→ Exercise prompt
Every entry must be copied word for word.

→ Records
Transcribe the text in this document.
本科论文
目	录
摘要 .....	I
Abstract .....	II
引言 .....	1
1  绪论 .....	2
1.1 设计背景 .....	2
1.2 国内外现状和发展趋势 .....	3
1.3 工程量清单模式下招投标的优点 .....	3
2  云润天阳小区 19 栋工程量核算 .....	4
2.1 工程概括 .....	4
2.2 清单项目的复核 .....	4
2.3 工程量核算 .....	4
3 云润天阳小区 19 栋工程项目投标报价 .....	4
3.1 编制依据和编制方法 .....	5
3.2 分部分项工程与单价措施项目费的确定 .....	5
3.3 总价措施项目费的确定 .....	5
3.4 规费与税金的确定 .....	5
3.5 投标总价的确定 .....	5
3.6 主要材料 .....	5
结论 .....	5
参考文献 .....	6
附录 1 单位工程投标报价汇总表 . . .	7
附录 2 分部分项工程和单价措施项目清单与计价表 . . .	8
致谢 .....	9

→ Result of this exercise
Transcribe the text in this document.
本科论文
目	录
摘要 .....	I
Abstract .....	II
引言 .....	1
1  绪论 .....	2
1.1 设计背景 .....	2
1.2 国内外现状和发展趋势 .....	3
1.3 工程量清单模式下招投标的优点 .....	3
2  云润天阳小区 19 栋工程量核算 .....	4
2.1 工程概括 .....	4
2.2 清单项目的复核 .....	4
2.3 工程量核算 .....	4
3 云润天阳小区 19 栋工程项目投标报价 .....	4
3.1 编制依据和编制方法 .....	5
3.2 分部分项工程与单价措施项目费的确定 .....	5
3.3 总价措施项目费的确定 .....	5
3.4 规费与税金的确定 .....	5
3.5 投标总价的确定 .....	5
3.6 主要材料 .....	5
结论 .....	5
参考文献 .....	6
附录 1 单位工程投标报价汇总表 . . .	7
附录 2 分部分项工程和单价措施项目清单与计价表 . . .	8
致谢 .....	9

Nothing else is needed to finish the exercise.